— start RECORDS PROVIDED —
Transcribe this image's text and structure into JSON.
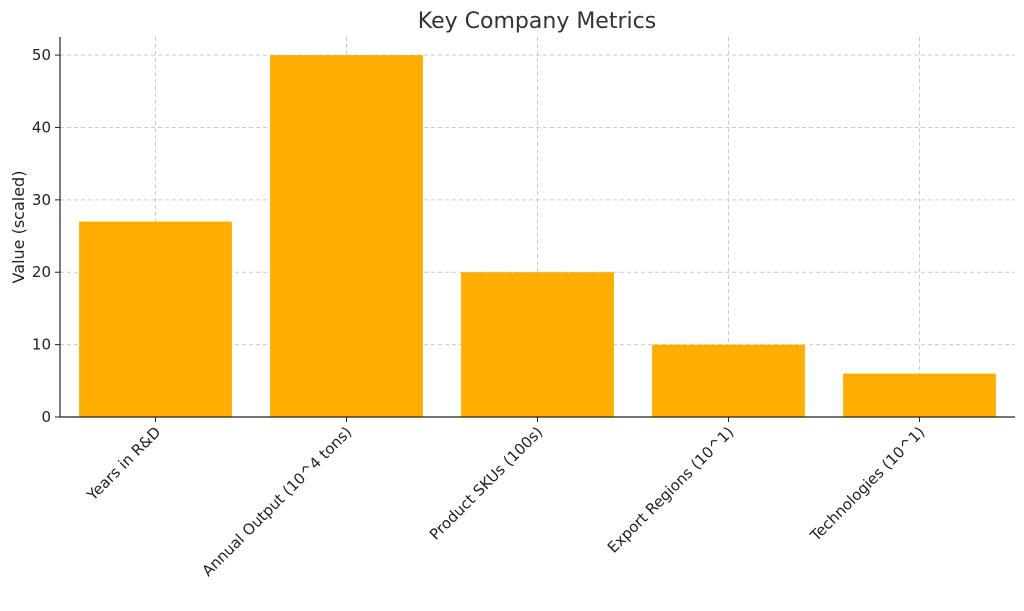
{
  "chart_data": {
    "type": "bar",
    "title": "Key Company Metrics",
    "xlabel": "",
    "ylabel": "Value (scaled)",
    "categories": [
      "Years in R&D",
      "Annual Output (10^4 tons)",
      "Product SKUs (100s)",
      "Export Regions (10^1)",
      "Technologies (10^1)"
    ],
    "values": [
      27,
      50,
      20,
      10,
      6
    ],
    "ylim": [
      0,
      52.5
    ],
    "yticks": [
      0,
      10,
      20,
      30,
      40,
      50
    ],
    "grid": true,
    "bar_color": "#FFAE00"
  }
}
— end RECORDS PROVIDED —
— start RECORDS PROVIDED —
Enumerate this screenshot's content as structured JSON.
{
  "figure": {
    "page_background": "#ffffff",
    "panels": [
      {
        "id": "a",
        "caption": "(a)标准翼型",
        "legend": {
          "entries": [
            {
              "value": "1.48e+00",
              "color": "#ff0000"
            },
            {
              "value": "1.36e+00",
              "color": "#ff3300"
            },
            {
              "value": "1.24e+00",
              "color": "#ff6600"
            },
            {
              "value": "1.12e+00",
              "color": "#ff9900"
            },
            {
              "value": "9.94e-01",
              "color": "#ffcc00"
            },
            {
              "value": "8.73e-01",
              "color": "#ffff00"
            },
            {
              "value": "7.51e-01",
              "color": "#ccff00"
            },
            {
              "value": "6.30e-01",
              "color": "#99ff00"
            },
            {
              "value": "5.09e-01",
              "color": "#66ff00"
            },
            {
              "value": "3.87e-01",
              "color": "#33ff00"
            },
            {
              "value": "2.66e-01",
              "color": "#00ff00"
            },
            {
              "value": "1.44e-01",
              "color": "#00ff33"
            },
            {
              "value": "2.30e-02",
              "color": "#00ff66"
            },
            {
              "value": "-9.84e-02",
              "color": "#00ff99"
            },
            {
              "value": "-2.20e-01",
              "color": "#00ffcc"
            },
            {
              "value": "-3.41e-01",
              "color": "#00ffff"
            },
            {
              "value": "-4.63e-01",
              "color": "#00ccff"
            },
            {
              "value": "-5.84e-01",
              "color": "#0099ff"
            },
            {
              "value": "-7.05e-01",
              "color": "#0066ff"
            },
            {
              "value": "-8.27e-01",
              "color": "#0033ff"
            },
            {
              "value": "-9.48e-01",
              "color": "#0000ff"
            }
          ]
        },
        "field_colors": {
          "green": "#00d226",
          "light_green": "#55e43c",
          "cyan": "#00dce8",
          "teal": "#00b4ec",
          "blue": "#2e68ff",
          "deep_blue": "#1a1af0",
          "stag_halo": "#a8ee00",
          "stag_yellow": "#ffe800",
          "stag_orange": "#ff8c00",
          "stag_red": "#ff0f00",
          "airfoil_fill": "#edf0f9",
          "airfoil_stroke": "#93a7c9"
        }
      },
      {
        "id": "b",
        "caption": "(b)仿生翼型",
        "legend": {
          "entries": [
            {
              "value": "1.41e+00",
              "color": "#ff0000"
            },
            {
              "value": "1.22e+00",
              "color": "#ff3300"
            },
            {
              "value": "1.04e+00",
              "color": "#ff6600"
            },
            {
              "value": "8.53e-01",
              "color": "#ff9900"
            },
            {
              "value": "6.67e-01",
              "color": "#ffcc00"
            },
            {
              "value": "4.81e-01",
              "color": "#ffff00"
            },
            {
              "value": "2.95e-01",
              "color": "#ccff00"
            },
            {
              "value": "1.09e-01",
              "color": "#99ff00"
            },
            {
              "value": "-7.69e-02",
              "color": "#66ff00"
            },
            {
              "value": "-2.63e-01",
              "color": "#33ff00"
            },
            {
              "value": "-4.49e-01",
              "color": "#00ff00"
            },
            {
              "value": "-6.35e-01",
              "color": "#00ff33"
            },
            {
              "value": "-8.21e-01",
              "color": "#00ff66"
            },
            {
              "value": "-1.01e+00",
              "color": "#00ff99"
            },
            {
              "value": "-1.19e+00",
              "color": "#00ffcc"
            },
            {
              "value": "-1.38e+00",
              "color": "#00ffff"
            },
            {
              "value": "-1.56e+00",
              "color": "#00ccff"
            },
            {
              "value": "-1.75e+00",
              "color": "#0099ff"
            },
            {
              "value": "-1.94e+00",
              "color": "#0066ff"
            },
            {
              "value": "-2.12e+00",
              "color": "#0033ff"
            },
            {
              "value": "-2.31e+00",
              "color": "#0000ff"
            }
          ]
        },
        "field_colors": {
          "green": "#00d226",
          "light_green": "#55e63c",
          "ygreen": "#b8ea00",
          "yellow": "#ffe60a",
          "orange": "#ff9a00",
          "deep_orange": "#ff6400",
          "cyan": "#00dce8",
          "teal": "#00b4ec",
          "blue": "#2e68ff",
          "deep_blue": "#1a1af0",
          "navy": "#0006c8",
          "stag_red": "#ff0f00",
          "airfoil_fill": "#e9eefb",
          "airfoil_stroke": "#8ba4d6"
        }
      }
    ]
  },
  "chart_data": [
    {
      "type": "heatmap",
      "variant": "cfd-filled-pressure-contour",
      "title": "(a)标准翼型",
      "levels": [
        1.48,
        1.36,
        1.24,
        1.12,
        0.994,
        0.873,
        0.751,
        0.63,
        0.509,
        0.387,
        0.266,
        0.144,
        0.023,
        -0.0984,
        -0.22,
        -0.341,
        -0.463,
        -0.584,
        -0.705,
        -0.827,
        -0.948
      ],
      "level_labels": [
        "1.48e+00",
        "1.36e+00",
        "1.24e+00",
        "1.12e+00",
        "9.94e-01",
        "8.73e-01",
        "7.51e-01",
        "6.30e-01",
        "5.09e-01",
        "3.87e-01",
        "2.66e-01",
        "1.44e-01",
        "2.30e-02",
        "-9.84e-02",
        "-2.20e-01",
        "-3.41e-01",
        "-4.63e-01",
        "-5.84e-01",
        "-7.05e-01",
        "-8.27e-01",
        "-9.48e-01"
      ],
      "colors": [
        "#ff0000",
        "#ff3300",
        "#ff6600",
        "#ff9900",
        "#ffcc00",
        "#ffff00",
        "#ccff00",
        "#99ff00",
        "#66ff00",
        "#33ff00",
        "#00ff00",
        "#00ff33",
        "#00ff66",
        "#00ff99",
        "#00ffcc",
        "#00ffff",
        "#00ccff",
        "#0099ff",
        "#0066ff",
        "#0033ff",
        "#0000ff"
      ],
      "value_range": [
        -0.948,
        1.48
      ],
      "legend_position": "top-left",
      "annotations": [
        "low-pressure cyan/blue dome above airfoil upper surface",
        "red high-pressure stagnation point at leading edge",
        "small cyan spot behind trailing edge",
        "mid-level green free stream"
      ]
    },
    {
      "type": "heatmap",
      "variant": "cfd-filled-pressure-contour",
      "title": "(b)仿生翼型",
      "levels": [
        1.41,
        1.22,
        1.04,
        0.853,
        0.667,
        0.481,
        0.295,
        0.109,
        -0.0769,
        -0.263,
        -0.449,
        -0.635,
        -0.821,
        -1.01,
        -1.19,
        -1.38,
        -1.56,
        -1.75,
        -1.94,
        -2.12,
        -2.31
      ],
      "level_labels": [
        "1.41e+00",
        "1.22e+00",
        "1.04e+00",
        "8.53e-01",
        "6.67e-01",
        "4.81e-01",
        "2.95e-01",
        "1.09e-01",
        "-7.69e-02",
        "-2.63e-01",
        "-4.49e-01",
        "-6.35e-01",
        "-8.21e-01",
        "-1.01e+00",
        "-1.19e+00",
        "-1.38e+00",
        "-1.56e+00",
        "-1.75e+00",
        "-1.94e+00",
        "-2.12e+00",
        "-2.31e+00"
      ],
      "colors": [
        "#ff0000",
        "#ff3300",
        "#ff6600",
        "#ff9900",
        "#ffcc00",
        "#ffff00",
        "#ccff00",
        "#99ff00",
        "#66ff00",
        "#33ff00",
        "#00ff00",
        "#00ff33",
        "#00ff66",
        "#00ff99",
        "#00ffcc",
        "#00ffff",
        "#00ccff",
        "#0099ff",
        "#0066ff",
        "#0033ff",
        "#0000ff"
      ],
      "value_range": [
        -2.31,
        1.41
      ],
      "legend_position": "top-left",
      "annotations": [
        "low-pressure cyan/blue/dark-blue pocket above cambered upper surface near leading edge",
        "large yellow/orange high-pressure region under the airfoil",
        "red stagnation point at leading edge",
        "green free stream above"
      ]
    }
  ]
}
— end RECORDS PROVIDED —
__WRITTEN EXERCISE__. Find each line holding "above". Copy it out.

__COMPLETE OUTPUT__.
        "low-pressure cyan/blue dome above airfoil upper surface",
        "low-pressure cyan/blue/dark-blue pocket above cambered upper surface near leading edge",
        "green free stream above"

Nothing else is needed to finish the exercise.